To do - Wherever the word "возвращаются" appears in the entries, copy the whole line.

- - -

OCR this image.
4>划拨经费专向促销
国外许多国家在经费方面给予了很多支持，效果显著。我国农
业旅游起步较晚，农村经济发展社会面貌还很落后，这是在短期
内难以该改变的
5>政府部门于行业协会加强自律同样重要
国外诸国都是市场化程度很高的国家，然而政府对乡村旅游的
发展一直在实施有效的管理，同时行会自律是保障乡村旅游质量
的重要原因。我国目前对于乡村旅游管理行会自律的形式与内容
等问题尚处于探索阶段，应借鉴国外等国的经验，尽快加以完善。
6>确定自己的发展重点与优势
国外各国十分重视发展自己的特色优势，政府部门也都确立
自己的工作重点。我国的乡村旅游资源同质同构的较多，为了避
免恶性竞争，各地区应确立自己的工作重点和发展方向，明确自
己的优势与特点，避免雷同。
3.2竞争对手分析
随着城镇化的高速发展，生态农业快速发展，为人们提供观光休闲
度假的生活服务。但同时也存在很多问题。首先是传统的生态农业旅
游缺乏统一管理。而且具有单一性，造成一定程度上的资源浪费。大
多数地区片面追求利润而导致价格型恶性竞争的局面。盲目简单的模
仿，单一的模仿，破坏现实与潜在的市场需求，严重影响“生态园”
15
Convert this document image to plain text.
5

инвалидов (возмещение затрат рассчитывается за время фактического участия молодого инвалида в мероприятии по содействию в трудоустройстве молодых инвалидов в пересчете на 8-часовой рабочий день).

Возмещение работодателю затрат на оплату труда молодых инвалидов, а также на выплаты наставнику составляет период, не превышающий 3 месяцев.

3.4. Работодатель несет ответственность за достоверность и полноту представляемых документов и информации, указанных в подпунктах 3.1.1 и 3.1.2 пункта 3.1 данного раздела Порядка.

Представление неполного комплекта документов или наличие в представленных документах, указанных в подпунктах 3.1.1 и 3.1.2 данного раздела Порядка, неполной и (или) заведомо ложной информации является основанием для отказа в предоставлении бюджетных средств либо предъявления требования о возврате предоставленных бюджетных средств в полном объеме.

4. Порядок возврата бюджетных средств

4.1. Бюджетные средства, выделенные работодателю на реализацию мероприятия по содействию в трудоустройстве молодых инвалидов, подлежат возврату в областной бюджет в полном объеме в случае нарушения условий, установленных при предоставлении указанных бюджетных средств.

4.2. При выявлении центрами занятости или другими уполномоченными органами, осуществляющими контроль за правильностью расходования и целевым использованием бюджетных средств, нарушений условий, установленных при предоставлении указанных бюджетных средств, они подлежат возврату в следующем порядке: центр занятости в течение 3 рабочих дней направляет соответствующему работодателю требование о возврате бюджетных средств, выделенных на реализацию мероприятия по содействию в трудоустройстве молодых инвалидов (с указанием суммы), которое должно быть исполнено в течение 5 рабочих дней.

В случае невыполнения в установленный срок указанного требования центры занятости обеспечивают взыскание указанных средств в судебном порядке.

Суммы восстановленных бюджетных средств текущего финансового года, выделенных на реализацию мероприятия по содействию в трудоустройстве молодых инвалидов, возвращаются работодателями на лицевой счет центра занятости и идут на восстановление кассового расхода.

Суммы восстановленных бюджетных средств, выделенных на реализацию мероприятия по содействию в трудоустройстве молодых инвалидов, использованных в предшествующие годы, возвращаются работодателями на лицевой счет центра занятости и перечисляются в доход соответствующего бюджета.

- - -

Result of this exercise -
Суммы восстановленных бюджетных средств текущего финансового года, выделенных на реализацию мероприятия по содействию в трудоустройстве молодых инвалидов, возвращаются работодателями на лицевой счет центра занятости и идут на восстановление кассового расхода.
Суммы восстановленных бюджетных средств, выделенных на реализацию мероприятия по содействию в трудоустройстве молодых инвалидов, использованных в предшествующие годы, возвращаются работодателями на лицевой счет центра занятости и перечисляются в доход соответствующего бюджета.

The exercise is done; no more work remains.